• _Task goal_: Pick out the lines containing "your".

Start of Given information

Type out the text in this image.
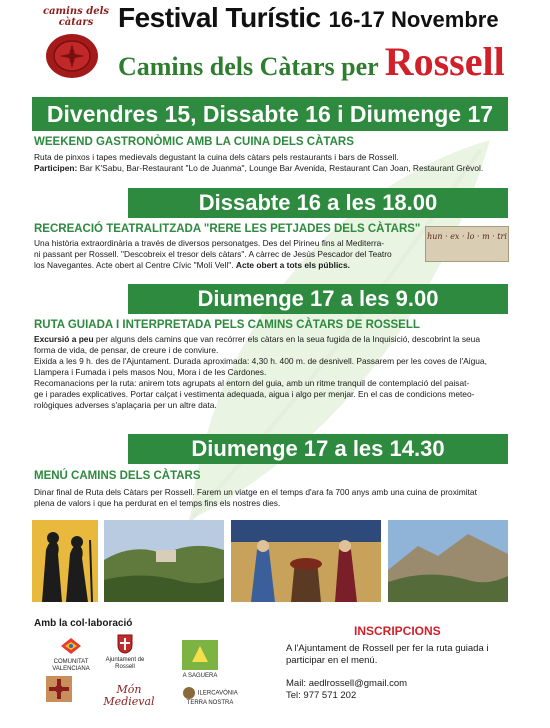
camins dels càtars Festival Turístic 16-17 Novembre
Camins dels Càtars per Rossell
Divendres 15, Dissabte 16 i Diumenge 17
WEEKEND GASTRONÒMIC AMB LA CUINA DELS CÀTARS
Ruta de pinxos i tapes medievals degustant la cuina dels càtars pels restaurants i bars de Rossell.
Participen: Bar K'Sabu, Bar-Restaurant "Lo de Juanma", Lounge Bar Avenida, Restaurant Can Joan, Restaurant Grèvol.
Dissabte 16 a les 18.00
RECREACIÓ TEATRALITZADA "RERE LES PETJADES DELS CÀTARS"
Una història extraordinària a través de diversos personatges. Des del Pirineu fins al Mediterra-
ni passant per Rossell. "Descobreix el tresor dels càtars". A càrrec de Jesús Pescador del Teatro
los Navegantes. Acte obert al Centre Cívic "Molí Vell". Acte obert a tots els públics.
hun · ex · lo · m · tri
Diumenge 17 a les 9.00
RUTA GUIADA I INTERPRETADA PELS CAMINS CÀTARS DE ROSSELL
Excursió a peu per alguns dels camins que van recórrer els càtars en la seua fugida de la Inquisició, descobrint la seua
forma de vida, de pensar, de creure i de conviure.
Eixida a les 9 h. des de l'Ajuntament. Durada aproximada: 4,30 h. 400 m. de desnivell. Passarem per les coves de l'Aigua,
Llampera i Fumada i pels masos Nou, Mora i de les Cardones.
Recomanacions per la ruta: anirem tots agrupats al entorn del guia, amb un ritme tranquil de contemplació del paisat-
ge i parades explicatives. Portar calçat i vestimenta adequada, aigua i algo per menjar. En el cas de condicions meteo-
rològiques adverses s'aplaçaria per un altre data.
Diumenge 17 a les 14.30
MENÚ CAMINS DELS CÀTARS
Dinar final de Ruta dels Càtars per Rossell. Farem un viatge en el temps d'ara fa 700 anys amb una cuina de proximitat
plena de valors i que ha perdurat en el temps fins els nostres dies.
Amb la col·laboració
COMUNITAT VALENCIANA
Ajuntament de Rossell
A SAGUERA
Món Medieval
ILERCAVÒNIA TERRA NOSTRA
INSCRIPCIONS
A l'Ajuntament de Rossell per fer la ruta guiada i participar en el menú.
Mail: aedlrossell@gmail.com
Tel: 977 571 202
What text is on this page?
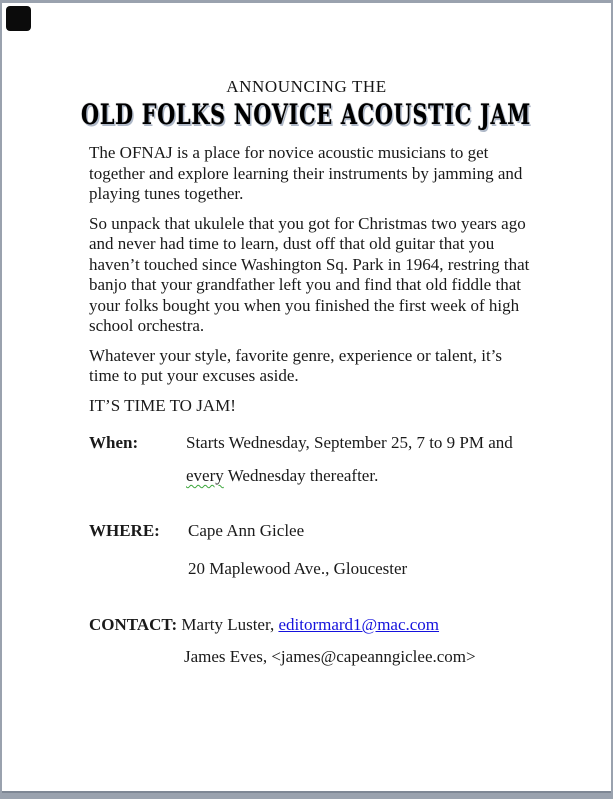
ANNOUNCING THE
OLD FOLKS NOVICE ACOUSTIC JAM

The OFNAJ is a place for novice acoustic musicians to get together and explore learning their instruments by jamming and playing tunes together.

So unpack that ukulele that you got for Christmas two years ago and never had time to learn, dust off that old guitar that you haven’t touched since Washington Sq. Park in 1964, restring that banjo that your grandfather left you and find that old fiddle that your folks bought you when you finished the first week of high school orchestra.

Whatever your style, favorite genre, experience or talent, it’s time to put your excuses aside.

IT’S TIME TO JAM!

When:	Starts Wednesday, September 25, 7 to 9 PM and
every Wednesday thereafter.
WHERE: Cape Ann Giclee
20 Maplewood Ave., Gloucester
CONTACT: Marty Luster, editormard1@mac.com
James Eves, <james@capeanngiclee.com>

End of Given information
Start of Given information

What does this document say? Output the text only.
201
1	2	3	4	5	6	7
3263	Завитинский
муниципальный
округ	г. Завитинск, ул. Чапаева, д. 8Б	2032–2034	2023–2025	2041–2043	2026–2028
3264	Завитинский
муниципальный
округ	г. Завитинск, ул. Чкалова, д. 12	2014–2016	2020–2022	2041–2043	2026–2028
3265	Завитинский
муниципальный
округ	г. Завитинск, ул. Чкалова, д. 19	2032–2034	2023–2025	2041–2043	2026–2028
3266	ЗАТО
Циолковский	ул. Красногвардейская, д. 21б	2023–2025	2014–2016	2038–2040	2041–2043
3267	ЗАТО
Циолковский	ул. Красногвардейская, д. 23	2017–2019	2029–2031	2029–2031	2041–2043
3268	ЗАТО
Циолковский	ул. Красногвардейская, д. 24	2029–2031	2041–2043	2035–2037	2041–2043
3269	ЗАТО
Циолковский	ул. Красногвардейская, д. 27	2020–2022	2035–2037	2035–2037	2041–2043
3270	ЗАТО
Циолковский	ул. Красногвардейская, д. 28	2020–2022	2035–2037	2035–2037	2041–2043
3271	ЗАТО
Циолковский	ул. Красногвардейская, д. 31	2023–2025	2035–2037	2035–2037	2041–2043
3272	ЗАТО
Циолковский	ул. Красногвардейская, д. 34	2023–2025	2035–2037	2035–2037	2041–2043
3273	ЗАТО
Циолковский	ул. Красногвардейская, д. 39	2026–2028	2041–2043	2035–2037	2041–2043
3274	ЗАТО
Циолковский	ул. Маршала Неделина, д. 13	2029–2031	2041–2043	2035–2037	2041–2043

End of Given information

• _Written response_:
So unpack that ukulele that you got for Christmas two years ago and never had time to learn, dust off that old guitar that you haven’t touched since Washington Sq. Park in 1964, restring that banjo that your grandfather left you and find that old fiddle that your folks bought you when you finished the first week of high school orchestra.
Whatever your style, favorite genre, experience or talent, it’s time to put your excuses aside.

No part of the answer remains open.